Start
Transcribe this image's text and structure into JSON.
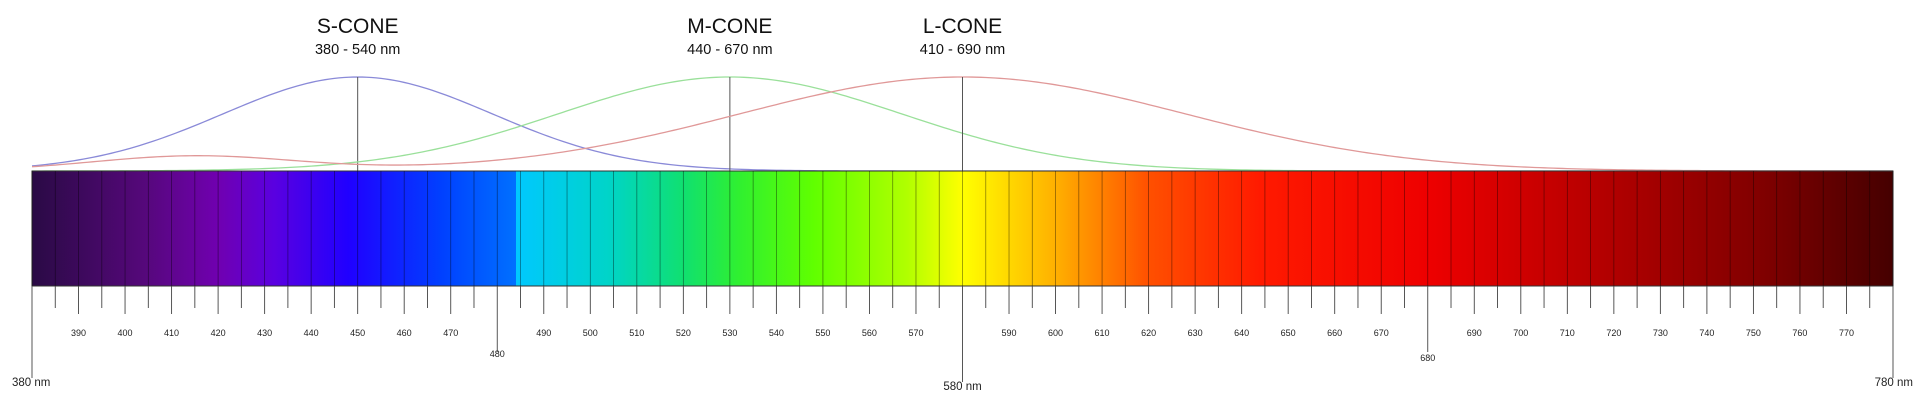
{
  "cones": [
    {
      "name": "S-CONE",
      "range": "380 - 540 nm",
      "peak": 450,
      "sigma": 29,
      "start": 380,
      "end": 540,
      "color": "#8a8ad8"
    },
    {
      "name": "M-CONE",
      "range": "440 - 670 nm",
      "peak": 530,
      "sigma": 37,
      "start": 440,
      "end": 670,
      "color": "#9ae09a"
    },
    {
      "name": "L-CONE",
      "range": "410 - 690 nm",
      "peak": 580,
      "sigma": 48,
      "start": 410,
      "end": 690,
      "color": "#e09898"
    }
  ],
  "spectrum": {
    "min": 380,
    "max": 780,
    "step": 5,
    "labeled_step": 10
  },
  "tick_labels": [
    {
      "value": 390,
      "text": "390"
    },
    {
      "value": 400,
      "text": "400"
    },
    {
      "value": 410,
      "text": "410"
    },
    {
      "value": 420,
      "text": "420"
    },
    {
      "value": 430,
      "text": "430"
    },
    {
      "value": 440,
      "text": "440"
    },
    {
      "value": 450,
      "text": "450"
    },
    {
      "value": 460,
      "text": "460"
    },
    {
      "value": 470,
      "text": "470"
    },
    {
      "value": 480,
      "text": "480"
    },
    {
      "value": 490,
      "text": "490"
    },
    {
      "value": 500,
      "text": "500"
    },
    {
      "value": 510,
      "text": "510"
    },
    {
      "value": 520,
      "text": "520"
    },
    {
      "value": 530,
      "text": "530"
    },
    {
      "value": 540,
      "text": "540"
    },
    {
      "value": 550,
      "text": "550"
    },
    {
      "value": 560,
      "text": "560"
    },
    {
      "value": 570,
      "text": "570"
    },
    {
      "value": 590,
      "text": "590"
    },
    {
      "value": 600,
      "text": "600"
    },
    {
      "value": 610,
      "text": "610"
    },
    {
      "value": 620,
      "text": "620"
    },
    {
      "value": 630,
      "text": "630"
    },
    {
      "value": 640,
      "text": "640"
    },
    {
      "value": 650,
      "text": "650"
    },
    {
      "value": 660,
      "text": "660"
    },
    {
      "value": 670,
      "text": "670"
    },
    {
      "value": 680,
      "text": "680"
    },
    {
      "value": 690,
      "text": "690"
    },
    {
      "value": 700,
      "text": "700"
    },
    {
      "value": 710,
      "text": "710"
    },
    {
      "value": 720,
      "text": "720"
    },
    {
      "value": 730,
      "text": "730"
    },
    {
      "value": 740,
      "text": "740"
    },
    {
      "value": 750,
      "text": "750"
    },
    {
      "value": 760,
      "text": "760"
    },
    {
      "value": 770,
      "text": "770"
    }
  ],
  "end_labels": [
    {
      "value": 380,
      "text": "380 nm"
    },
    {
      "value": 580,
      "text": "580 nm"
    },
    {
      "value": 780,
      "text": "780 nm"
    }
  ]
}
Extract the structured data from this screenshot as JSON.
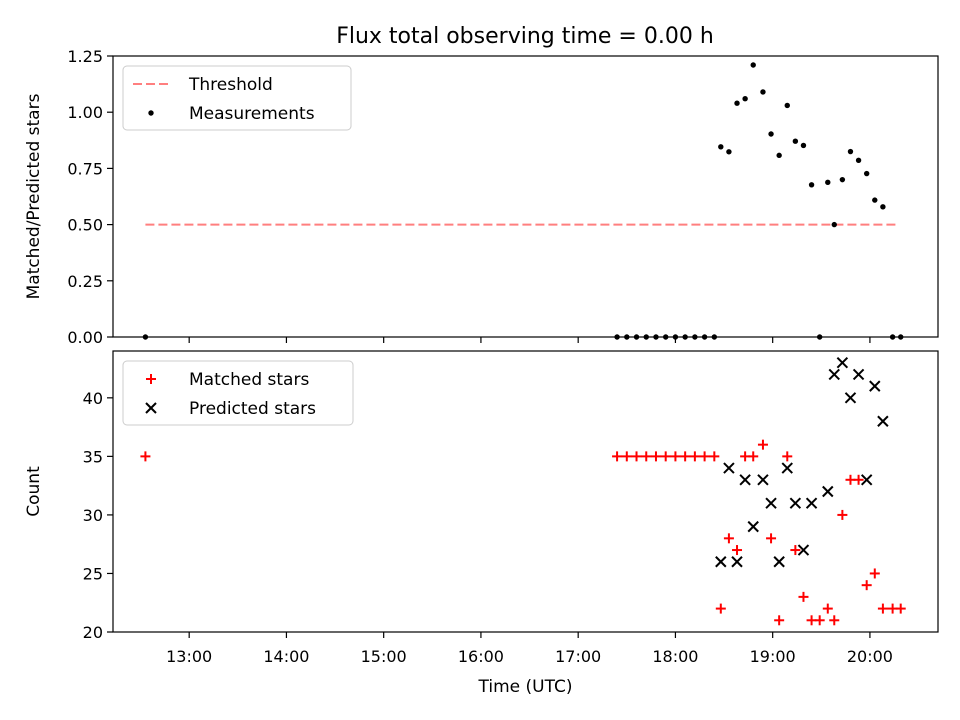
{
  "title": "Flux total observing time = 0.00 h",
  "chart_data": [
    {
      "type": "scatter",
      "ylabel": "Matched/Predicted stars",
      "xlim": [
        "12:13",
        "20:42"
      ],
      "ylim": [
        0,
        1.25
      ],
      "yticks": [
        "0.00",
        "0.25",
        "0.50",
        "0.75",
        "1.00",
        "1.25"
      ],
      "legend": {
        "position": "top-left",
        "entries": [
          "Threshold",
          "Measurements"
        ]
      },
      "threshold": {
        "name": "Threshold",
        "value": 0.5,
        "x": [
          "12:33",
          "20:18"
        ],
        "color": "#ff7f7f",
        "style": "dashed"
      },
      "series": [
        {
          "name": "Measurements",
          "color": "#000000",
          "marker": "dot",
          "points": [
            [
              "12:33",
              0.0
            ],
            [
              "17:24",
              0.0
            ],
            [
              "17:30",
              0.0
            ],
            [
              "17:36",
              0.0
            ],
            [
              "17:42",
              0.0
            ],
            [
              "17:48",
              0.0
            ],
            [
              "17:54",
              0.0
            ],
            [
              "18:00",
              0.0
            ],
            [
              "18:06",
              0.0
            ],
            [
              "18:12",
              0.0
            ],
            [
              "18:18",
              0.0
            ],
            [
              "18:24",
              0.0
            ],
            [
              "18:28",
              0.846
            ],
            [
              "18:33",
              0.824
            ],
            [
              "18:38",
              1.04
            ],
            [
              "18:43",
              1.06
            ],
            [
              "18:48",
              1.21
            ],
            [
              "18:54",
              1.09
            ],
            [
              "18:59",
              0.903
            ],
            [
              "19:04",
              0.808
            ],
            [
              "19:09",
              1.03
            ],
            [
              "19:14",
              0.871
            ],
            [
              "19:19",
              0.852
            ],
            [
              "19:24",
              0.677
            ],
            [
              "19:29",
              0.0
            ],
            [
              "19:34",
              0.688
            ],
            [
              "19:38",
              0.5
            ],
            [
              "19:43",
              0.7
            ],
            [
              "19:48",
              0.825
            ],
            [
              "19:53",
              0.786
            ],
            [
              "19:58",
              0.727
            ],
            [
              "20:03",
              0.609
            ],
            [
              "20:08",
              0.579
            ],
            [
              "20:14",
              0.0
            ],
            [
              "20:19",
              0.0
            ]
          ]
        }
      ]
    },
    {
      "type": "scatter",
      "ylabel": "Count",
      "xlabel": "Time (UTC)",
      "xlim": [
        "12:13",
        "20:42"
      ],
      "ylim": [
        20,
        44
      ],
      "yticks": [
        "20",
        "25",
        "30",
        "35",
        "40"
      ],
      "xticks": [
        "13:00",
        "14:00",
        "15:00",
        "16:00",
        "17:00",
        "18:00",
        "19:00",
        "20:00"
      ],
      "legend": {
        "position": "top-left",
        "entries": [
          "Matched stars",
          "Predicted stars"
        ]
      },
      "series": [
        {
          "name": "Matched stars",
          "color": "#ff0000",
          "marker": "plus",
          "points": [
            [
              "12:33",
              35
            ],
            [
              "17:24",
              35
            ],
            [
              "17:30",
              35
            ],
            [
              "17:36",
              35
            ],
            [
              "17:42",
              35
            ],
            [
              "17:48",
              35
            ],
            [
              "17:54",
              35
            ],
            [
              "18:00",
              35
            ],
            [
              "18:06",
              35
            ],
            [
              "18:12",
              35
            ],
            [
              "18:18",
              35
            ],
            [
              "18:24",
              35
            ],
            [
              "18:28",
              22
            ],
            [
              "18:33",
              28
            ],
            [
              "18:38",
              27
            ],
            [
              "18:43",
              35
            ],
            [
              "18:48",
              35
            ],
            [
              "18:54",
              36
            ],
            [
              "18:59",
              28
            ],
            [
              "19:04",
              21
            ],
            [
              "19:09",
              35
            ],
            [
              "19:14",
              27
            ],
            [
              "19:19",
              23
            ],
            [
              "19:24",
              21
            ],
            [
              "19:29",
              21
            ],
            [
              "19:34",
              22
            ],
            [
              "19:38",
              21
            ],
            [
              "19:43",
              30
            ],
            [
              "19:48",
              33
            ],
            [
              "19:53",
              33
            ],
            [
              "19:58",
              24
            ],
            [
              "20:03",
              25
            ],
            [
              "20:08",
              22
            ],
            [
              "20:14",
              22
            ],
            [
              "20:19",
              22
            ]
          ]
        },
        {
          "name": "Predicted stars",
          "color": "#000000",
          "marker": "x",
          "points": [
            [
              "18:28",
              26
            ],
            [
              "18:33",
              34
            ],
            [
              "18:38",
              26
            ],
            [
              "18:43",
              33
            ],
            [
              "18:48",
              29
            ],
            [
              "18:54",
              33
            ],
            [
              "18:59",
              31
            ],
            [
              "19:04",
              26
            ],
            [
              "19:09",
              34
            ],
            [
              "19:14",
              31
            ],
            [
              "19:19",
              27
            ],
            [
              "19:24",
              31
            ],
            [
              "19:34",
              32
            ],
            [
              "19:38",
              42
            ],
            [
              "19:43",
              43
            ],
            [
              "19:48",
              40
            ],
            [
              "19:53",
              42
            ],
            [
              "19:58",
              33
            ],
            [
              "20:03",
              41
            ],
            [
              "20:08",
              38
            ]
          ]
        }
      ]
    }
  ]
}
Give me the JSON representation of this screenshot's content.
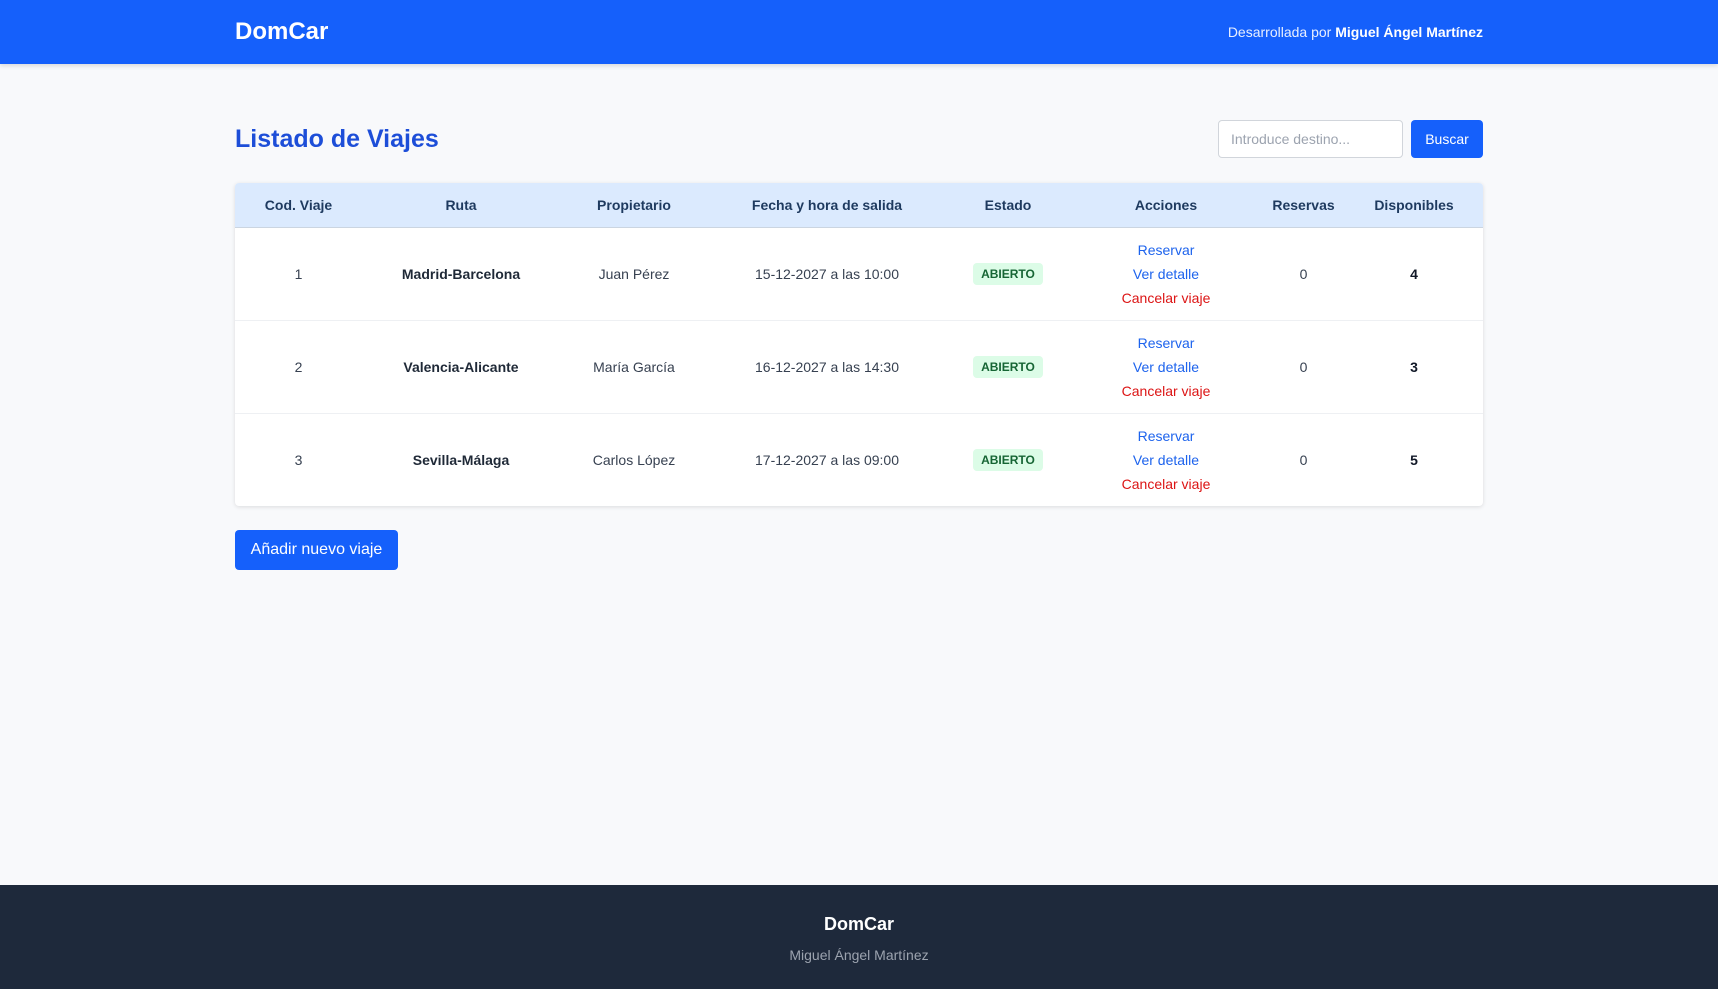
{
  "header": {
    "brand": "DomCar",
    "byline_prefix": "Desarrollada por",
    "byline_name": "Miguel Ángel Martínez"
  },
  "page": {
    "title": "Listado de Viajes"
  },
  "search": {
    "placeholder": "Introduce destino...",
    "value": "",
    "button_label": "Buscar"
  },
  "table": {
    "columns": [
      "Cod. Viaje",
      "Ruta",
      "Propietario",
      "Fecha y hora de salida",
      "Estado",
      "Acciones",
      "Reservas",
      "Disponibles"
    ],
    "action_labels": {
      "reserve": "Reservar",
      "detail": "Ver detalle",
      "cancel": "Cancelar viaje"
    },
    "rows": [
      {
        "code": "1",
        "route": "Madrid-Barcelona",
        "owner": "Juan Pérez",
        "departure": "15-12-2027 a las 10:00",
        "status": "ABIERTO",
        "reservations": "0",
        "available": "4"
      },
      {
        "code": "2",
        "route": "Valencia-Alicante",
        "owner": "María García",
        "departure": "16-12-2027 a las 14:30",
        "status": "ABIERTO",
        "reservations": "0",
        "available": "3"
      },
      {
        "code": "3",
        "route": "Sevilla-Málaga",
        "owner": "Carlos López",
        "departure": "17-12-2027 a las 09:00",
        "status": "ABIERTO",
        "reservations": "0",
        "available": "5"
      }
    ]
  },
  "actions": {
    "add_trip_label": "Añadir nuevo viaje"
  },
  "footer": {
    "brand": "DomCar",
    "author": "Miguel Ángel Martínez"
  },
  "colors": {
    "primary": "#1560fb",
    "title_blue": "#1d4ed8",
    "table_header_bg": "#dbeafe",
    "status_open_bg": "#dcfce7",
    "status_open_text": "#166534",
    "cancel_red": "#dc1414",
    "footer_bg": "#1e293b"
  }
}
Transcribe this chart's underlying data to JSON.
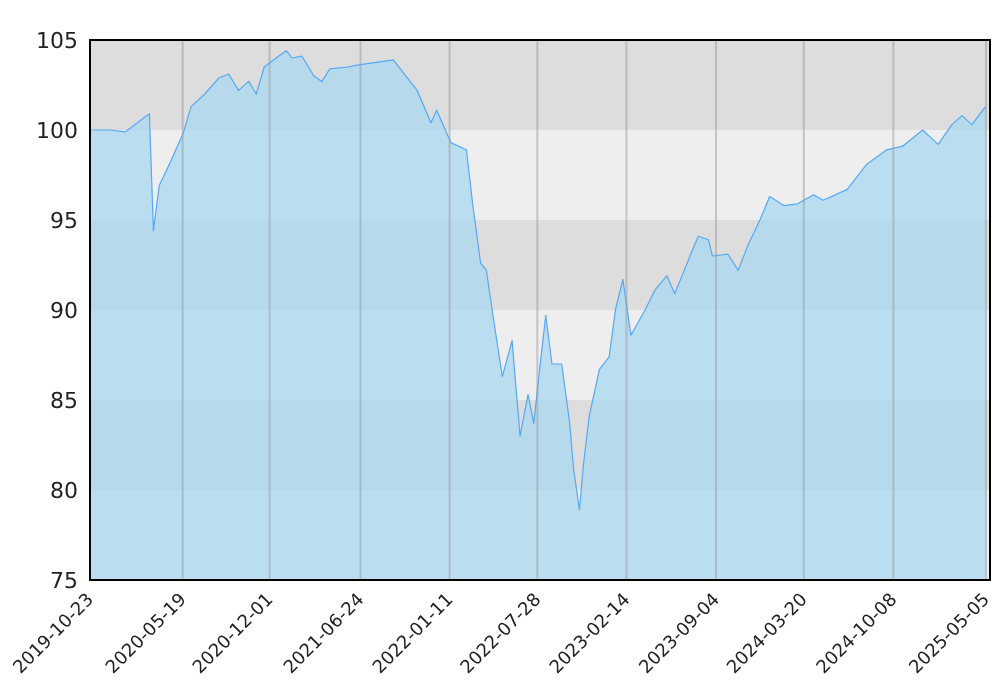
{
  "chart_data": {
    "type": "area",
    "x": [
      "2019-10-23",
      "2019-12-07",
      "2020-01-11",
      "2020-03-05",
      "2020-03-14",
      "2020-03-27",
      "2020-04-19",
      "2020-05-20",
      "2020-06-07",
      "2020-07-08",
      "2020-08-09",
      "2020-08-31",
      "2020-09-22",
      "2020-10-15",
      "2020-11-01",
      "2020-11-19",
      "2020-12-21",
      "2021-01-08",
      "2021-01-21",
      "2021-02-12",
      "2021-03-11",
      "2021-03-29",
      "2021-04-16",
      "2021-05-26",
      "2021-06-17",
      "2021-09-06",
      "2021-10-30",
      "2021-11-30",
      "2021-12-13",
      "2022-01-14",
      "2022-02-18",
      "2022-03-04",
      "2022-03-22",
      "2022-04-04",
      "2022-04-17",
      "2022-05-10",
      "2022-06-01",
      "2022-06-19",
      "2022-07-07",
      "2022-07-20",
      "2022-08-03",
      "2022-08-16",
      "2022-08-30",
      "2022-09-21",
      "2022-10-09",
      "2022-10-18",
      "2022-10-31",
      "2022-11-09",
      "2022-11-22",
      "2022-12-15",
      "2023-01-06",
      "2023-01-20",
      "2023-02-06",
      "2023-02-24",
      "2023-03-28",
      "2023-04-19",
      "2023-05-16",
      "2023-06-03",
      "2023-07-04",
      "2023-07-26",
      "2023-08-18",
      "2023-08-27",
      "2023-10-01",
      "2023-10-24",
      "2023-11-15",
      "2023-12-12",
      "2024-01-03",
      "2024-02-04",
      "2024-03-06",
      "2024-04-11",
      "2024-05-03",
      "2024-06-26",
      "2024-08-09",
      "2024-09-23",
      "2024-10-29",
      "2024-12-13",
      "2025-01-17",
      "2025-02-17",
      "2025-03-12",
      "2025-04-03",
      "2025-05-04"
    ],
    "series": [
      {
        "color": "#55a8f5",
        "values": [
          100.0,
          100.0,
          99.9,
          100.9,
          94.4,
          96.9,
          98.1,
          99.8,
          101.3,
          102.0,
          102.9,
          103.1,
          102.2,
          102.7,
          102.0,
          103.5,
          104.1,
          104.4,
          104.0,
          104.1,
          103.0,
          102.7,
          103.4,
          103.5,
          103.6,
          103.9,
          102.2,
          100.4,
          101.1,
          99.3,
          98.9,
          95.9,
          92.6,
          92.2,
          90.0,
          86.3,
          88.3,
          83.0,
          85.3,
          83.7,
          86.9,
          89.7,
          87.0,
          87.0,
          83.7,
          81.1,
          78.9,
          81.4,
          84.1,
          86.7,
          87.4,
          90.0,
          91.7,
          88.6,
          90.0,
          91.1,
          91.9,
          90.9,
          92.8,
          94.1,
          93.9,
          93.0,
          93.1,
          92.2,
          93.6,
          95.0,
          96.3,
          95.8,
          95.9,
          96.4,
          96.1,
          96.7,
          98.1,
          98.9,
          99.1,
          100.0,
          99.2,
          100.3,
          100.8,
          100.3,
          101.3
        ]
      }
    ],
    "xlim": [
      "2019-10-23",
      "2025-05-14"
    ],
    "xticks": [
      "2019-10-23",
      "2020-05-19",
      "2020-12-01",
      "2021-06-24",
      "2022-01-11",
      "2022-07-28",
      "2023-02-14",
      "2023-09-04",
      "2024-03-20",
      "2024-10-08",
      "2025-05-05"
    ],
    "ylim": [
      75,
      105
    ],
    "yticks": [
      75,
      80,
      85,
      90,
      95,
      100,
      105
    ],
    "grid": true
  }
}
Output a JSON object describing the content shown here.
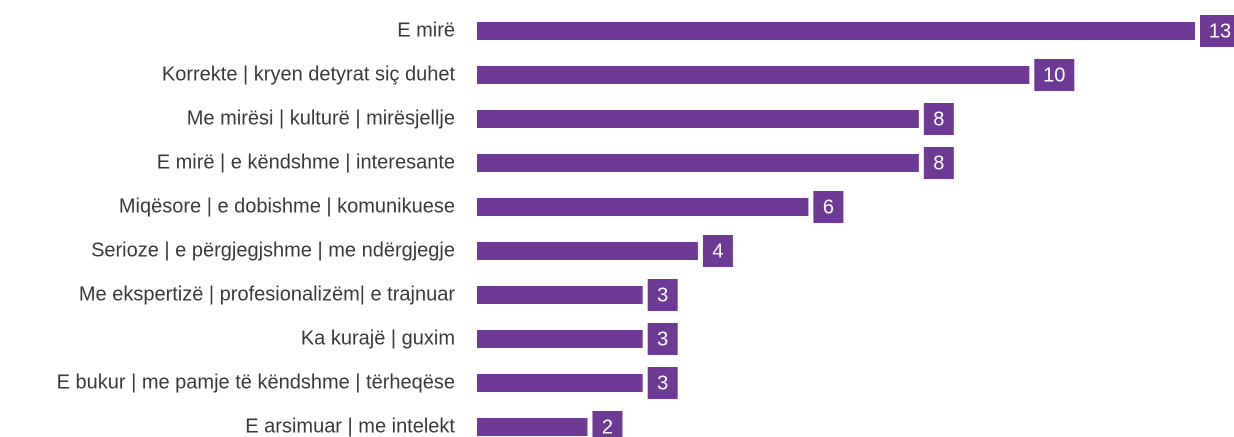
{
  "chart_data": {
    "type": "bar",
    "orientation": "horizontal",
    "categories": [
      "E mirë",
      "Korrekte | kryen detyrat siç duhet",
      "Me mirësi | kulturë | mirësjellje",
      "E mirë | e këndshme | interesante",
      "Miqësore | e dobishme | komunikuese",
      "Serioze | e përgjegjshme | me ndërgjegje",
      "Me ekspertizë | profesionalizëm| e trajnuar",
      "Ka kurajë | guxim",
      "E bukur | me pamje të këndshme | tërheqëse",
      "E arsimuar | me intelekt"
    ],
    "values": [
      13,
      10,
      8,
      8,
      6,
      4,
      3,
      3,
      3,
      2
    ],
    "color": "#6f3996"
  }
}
End
# Exercise aim:
Tally the lines above that contain the word "screenshot", and reply with only the number.

# Task solution:
2